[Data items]
-- Start --

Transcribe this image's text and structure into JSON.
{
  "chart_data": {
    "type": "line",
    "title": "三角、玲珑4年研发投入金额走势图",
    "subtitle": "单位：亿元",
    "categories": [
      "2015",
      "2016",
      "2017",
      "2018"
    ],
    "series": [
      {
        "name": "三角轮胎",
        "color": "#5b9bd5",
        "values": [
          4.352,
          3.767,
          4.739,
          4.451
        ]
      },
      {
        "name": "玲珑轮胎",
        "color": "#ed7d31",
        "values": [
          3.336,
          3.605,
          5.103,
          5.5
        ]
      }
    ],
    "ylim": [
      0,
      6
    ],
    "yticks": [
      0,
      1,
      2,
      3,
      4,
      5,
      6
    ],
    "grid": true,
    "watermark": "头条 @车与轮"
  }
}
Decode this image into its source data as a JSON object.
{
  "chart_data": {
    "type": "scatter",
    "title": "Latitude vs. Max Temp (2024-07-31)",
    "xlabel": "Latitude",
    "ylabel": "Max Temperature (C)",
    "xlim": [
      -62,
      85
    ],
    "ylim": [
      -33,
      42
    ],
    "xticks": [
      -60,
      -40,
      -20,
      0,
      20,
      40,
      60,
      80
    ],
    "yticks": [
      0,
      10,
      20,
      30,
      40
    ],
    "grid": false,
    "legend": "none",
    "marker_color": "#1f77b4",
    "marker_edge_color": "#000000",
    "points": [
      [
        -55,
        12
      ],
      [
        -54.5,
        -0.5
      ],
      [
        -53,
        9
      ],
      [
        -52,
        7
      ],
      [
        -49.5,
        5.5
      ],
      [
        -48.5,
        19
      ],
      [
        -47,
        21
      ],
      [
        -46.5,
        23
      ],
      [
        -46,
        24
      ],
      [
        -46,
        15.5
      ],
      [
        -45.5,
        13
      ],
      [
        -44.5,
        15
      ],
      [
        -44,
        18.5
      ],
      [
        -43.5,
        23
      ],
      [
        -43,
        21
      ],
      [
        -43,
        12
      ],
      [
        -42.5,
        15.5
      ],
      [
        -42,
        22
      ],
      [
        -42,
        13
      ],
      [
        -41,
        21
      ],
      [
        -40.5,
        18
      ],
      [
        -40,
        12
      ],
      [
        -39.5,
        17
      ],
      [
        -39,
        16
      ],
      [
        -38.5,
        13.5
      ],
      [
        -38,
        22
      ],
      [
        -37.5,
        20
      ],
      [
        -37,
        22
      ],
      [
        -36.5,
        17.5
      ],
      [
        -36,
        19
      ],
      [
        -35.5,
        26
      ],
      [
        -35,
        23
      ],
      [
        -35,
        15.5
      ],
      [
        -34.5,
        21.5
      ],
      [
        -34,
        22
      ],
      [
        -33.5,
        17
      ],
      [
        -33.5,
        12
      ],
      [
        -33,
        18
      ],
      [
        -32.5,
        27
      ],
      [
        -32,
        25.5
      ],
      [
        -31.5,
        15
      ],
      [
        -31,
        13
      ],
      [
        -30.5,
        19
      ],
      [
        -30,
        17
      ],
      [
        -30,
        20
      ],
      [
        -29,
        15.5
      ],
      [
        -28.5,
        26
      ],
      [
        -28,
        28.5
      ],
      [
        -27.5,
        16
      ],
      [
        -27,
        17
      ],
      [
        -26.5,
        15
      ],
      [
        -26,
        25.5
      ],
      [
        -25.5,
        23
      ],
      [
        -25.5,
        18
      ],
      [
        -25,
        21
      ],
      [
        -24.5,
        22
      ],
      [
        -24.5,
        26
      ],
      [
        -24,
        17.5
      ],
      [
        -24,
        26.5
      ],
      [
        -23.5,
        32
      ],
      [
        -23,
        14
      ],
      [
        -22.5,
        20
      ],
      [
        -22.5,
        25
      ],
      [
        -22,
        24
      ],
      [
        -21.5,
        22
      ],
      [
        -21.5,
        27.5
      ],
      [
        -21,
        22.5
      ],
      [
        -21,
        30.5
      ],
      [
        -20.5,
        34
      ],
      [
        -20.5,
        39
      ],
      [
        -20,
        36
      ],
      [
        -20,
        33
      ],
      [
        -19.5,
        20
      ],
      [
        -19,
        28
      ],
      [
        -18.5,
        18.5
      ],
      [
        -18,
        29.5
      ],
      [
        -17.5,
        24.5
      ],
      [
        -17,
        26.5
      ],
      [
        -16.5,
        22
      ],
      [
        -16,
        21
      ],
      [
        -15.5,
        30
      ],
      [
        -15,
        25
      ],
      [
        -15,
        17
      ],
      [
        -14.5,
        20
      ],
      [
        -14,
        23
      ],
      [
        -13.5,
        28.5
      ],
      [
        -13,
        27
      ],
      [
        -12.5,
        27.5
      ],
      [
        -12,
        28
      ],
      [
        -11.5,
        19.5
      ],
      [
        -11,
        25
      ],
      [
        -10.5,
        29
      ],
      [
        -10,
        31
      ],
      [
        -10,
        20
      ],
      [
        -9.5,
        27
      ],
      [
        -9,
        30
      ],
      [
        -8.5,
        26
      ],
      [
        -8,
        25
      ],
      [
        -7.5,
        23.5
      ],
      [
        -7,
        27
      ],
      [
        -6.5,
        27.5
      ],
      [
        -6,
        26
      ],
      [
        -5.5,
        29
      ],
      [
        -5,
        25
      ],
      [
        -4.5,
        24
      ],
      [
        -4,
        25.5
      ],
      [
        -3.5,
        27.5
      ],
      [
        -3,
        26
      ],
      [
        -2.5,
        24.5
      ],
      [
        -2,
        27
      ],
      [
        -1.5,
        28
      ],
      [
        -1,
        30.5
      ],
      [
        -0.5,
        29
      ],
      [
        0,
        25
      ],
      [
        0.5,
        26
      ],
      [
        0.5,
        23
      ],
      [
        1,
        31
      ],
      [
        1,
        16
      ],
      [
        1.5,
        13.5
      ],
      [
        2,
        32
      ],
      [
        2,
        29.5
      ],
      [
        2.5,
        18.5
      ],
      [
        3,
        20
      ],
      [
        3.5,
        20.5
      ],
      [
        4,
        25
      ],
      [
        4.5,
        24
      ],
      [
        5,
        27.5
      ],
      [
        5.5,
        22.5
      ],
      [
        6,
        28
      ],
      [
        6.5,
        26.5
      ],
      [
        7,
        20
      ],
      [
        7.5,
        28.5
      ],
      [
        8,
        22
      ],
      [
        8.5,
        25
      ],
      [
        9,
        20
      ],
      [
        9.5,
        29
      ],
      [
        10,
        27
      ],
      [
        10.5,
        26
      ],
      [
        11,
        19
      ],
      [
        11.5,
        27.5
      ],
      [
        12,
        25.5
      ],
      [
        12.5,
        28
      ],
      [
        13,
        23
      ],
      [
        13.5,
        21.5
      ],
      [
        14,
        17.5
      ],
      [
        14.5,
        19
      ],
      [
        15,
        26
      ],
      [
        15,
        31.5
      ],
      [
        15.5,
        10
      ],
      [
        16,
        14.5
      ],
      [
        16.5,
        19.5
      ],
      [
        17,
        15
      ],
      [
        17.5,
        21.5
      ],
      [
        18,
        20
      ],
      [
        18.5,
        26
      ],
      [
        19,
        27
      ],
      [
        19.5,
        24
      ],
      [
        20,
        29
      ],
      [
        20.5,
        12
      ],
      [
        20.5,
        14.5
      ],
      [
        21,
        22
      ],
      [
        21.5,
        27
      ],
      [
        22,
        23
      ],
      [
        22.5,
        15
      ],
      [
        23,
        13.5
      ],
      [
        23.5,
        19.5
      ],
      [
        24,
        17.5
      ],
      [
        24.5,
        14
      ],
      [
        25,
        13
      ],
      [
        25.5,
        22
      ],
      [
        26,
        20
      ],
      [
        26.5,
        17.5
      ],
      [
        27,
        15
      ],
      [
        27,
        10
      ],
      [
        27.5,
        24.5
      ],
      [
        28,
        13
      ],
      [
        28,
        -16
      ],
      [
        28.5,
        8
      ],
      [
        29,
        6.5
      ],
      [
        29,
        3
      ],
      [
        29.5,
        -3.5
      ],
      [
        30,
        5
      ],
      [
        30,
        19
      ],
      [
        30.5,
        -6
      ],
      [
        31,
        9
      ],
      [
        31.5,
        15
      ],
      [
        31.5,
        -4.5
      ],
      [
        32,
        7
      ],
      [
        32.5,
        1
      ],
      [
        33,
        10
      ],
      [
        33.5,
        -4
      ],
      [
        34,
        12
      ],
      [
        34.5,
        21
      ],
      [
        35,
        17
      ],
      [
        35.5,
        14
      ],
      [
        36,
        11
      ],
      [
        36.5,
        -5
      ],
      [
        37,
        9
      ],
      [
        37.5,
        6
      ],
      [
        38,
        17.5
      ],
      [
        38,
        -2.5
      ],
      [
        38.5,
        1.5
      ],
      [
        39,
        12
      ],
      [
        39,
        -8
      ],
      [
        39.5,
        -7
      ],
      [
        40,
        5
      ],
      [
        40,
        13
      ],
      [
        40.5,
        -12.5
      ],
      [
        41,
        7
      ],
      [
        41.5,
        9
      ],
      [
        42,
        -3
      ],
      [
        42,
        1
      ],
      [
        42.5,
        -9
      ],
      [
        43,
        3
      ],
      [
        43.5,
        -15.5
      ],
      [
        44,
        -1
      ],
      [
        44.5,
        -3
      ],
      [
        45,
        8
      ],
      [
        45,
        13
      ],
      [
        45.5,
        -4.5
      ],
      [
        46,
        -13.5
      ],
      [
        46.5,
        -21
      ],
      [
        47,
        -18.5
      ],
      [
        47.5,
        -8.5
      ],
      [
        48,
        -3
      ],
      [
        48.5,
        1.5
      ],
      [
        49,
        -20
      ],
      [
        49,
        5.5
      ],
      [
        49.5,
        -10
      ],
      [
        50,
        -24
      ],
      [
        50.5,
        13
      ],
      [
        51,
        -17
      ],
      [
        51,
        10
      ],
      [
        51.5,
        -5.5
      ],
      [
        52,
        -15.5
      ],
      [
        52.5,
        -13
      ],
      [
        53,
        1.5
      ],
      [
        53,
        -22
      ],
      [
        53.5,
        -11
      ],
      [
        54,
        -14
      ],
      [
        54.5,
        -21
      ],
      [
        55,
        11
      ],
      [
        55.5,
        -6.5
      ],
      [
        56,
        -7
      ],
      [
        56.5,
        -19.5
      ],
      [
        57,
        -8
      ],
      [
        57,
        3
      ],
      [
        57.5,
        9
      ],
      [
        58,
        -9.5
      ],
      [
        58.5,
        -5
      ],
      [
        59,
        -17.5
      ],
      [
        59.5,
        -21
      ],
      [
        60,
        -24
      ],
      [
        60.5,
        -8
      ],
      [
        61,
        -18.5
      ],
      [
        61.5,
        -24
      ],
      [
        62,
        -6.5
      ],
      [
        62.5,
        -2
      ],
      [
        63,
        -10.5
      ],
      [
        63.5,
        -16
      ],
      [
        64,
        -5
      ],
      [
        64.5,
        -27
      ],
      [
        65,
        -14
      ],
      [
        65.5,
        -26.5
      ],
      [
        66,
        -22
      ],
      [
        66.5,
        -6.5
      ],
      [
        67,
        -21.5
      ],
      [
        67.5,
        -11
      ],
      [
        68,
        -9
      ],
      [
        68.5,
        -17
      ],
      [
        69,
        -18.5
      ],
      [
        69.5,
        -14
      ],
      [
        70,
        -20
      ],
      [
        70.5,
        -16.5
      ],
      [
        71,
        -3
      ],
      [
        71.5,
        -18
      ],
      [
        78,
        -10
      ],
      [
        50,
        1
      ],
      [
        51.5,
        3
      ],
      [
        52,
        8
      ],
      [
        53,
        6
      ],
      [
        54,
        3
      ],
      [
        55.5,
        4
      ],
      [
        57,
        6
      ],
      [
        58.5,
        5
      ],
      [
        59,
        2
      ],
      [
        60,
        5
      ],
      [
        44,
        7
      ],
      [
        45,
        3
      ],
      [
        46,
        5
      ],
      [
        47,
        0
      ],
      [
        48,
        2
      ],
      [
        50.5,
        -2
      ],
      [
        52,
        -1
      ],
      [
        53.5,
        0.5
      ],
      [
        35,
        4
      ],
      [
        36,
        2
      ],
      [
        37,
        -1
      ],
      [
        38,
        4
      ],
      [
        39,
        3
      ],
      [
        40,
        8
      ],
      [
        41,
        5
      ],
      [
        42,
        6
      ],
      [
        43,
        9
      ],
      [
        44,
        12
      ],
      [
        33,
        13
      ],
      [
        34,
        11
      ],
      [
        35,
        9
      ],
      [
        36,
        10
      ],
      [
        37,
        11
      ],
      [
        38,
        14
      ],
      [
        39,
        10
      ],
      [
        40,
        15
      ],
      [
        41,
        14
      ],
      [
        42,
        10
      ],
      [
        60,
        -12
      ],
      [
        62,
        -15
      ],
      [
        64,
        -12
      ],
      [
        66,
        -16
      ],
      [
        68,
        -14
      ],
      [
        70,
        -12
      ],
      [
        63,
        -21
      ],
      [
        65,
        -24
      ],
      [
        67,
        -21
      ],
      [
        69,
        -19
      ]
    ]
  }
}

-- End --

▶ [Request] Make a copy of each line that contains the string "this".

▶ [Solution]
Transcribe this image's text and structure into JSON.
Decode this image into its source data as a JSON object.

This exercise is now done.